◆ **Entries taken from a collection**:

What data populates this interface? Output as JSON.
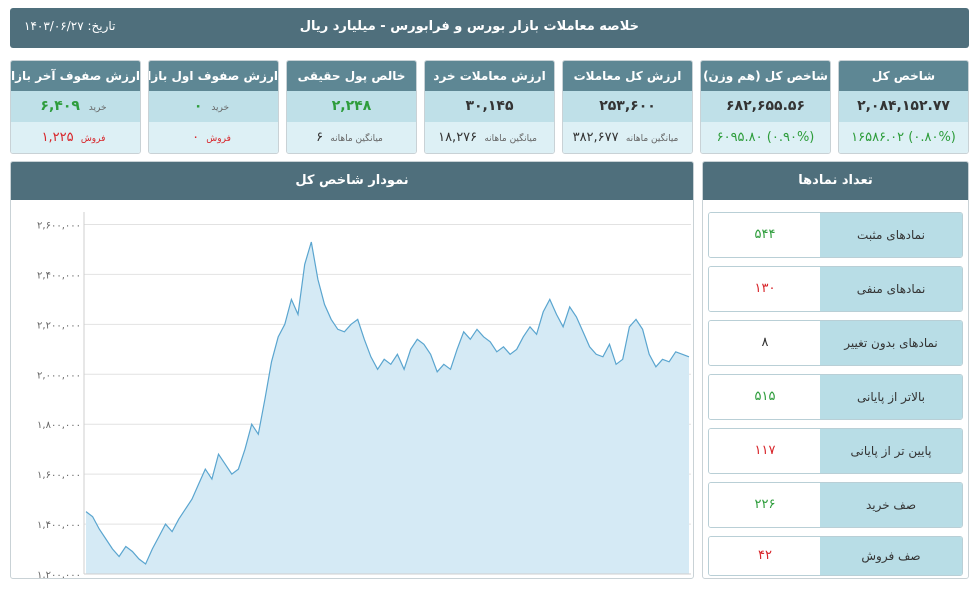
{
  "header": {
    "title": "خلاصه معاملات بازار بورس و فرابورس - میلیارد ریال",
    "date_label": "تاریخ:",
    "date_value": "۱۴۰۳/۰۶/۲۷"
  },
  "cards": [
    {
      "title": "شاخص کل",
      "value": "۲,۰۸۴,۱۵۲.۷۷",
      "sub": "(۰.۸۰%) ۱۶۵۸۶.۰۲",
      "sub_color": "green"
    },
    {
      "title": "شاخص کل (هم وزن)",
      "value": "۶۸۲,۶۵۵.۵۶",
      "sub": "(۰.۹۰%) ۶۰۹۵.۸۰",
      "sub_color": "green"
    },
    {
      "title": "ارزش کل معاملات",
      "value": "۲۵۳,۶۰۰",
      "sub_label": "میانگین ماهانه",
      "sub": "۳۸۲,۶۷۷"
    },
    {
      "title": "ارزش معاملات خرد",
      "value": "۳۰,۱۴۵",
      "sub_label": "میانگین ماهانه",
      "sub": "۱۸,۲۷۶"
    },
    {
      "title": "خالص پول حقیقی",
      "value": "۲,۲۴۸",
      "value_color": "green",
      "sub_label": "میانگین ماهانه",
      "sub": "۶"
    },
    {
      "title": "ارزش صفوف اول بازار",
      "buy_label": "خرید",
      "buy": "۰",
      "sell_label": "فروش",
      "sell": "۰"
    },
    {
      "title": "ارزش صفوف آخر بازار",
      "buy_label": "خرید",
      "buy": "۶,۴۰۹",
      "sell_label": "فروش",
      "sell": "۱,۲۲۵"
    }
  ],
  "chart_panel": {
    "title": "نمودار شاخص کل"
  },
  "chart_data": {
    "type": "area",
    "title": "نمودار شاخص کل",
    "ylim": [
      1200000,
      2650000
    ],
    "yticks": [
      "۱,۲۰۰,۰۰۰",
      "۱,۴۰۰,۰۰۰",
      "۱,۶۰۰,۰۰۰",
      "۱,۸۰۰,۰۰۰",
      "۲,۰۰۰,۰۰۰",
      "۲,۲۰۰,۰۰۰",
      "۲,۴۰۰,۰۰۰",
      "۲,۶۰۰,۰۰۰"
    ],
    "ytick_values": [
      1200000,
      1400000,
      1600000,
      1800000,
      2000000,
      2200000,
      2400000,
      2600000
    ],
    "grid": true,
    "fill_color": "#d5eaf5",
    "line_color": "#5aa5cf",
    "series": [
      {
        "values": [
          1450000,
          1430000,
          1380000,
          1340000,
          1300000,
          1270000,
          1310000,
          1290000,
          1260000,
          1240000,
          1300000,
          1350000,
          1400000,
          1370000,
          1420000,
          1460000,
          1500000,
          1560000,
          1620000,
          1580000,
          1680000,
          1640000,
          1600000,
          1620000,
          1700000,
          1800000,
          1760000,
          1900000,
          2050000,
          2150000,
          2200000,
          2300000,
          2240000,
          2440000,
          2530000,
          2380000,
          2280000,
          2220000,
          2180000,
          2170000,
          2200000,
          2220000,
          2140000,
          2070000,
          2020000,
          2060000,
          2040000,
          2080000,
          2020000,
          2100000,
          2140000,
          2120000,
          2080000,
          2010000,
          2040000,
          2020000,
          2100000,
          2170000,
          2140000,
          2180000,
          2150000,
          2130000,
          2090000,
          2110000,
          2080000,
          2100000,
          2150000,
          2190000,
          2160000,
          2250000,
          2300000,
          2240000,
          2190000,
          2270000,
          2230000,
          2170000,
          2110000,
          2080000,
          2070000,
          2120000,
          2040000,
          2060000,
          2190000,
          2220000,
          2180000,
          2080000,
          2030000,
          2060000,
          2050000,
          2090000,
          2080000,
          2070000
        ]
      }
    ]
  },
  "symbols_panel": {
    "title": "تعداد نمادها",
    "rows": [
      {
        "label": "نمادهای مثبت",
        "value": "۵۴۴",
        "color": "green"
      },
      {
        "label": "نمادهای منفی",
        "value": "۱۳۰",
        "color": "red"
      },
      {
        "label": "نمادهای بدون تغییر",
        "value": "۸",
        "color": "default"
      },
      {
        "label": "بالاتر از پایانی",
        "value": "۵۱۵",
        "color": "green"
      },
      {
        "label": "پایین تر از پایانی",
        "value": "۱۱۷",
        "color": "red"
      },
      {
        "label": "صف خرید",
        "value": "۲۲۶",
        "color": "green"
      },
      {
        "label": "صف فروش",
        "value": "۴۲",
        "color": "red"
      }
    ]
  }
}
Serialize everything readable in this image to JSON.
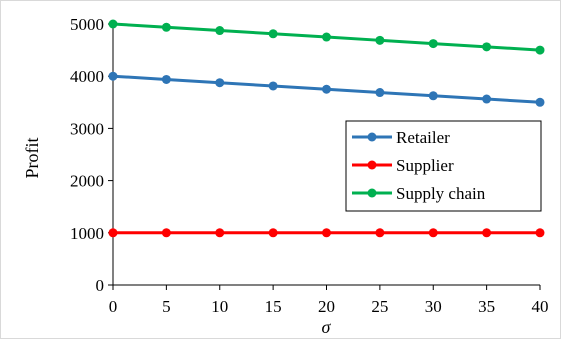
{
  "chart_data": {
    "type": "line",
    "xlabel": "σ",
    "ylabel": "Profit",
    "x": [
      0,
      5,
      10,
      15,
      20,
      25,
      30,
      35,
      40
    ],
    "xlim": [
      0,
      40
    ],
    "ylim": [
      0,
      5000
    ],
    "x_ticks": [
      "0",
      "5",
      "10",
      "15",
      "20",
      "25",
      "30",
      "35",
      "40"
    ],
    "y_ticks": [
      "0",
      "1000",
      "2000",
      "3000",
      "4000",
      "5000"
    ],
    "grid": false,
    "legend_position": "right",
    "series": [
      {
        "name": "Retailer",
        "color": "#2e75b6",
        "values": [
          4000,
          3937.5,
          3875,
          3812.5,
          3750,
          3687.5,
          3625,
          3562.5,
          3500
        ]
      },
      {
        "name": "Supplier",
        "color": "#ff0000",
        "values": [
          1000,
          1000,
          1000,
          1000,
          1000,
          1000,
          1000,
          1000,
          1000
        ]
      },
      {
        "name": "Supply chain",
        "color": "#00b050",
        "values": [
          5000,
          4937.5,
          4875,
          4812.5,
          4750,
          4687.5,
          4625,
          4562.5,
          4500
        ]
      }
    ]
  }
}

◆ **Instructions to follow**:
Note every line above where the string "صفوف" shows up, and copy those lines.

◆ **Reply to the exercise**:
      "title": "ارزش صفوف اول بازار",
      "title": "ارزش صفوف آخر بازار",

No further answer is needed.